From the entries below, count every line that contains the word "starea". Please give the number and nothing else.

-- begin DATASET EXTRACT --

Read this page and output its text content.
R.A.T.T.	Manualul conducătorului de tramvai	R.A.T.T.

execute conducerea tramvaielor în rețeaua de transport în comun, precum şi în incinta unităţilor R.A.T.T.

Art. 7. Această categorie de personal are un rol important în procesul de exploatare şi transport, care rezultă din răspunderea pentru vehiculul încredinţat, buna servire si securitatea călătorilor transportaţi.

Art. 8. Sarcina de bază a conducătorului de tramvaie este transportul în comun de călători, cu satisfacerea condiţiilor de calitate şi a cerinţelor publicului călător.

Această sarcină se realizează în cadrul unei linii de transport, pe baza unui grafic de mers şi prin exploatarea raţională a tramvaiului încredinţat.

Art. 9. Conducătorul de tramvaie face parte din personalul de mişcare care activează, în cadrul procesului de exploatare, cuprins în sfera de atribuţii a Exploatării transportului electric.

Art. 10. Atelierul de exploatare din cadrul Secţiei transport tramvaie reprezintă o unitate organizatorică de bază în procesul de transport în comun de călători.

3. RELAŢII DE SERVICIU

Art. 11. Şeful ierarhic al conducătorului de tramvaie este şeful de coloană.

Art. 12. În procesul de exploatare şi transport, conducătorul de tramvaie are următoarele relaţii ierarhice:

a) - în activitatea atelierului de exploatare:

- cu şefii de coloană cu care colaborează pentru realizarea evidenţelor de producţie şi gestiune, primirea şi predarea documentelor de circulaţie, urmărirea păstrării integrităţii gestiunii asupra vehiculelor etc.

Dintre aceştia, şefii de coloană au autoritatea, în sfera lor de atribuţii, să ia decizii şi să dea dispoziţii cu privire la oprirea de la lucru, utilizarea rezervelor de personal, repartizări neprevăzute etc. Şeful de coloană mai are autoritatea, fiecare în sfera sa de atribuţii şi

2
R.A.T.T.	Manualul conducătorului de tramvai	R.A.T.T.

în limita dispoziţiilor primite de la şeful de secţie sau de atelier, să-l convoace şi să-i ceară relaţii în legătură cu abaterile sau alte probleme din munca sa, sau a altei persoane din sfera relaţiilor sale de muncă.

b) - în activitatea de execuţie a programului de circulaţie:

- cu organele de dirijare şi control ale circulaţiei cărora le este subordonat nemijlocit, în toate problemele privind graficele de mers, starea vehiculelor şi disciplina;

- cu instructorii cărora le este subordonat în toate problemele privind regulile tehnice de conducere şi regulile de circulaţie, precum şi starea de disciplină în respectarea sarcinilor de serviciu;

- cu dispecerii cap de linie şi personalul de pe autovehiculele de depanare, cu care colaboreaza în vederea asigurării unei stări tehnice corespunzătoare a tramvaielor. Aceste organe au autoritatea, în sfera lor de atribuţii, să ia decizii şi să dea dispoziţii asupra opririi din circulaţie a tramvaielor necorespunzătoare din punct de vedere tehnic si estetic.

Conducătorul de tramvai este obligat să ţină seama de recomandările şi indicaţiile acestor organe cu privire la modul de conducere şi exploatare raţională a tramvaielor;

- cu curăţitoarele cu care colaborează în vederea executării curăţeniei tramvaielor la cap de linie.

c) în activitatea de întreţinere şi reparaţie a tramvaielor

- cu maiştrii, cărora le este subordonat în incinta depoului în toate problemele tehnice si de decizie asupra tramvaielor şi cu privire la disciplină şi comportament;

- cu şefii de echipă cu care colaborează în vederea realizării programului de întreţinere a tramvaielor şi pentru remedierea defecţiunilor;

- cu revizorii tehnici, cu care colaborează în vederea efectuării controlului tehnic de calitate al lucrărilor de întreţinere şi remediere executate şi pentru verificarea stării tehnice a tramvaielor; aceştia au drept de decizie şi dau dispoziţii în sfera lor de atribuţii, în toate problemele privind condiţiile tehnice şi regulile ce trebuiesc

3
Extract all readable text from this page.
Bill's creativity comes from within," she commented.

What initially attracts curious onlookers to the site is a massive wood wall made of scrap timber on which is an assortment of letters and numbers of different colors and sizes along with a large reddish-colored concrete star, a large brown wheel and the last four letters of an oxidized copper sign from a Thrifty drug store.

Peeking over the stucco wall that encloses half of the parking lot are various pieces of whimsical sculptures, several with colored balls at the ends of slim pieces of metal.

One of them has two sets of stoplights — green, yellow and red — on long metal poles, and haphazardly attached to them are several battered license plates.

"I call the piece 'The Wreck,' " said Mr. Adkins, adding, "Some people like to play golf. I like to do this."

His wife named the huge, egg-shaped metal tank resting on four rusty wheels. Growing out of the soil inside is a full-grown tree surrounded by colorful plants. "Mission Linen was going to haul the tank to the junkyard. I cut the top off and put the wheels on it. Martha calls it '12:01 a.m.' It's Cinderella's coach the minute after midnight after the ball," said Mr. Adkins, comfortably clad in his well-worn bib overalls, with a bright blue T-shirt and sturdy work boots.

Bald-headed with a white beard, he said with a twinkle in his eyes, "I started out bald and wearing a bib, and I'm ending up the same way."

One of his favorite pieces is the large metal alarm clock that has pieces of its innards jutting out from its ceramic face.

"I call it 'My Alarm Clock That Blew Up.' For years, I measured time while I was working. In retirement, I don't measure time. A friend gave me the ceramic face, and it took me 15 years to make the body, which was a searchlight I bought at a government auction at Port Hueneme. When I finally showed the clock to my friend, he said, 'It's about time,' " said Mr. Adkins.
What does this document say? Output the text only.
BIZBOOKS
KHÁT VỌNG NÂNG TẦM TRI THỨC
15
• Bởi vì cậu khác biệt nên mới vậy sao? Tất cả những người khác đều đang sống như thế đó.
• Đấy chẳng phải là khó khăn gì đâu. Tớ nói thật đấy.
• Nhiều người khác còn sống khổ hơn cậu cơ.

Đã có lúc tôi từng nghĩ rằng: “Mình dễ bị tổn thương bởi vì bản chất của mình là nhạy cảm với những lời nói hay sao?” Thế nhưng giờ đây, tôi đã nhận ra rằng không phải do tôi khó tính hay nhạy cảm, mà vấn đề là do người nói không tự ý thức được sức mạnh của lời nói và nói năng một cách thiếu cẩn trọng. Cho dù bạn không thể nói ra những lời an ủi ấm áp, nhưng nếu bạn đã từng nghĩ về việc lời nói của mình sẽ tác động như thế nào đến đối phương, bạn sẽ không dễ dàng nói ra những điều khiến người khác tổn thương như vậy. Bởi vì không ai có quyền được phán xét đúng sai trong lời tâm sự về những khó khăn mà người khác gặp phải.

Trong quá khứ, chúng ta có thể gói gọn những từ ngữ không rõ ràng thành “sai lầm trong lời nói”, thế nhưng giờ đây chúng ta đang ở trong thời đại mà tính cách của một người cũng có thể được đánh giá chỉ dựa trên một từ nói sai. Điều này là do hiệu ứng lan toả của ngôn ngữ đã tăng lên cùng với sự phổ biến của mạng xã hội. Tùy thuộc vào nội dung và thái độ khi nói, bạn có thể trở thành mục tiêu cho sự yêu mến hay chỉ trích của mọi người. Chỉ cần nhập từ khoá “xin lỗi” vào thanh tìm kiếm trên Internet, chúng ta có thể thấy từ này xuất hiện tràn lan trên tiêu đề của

-- end DATASET EXTRACT --

## SOLUTION TO THIS TASK
2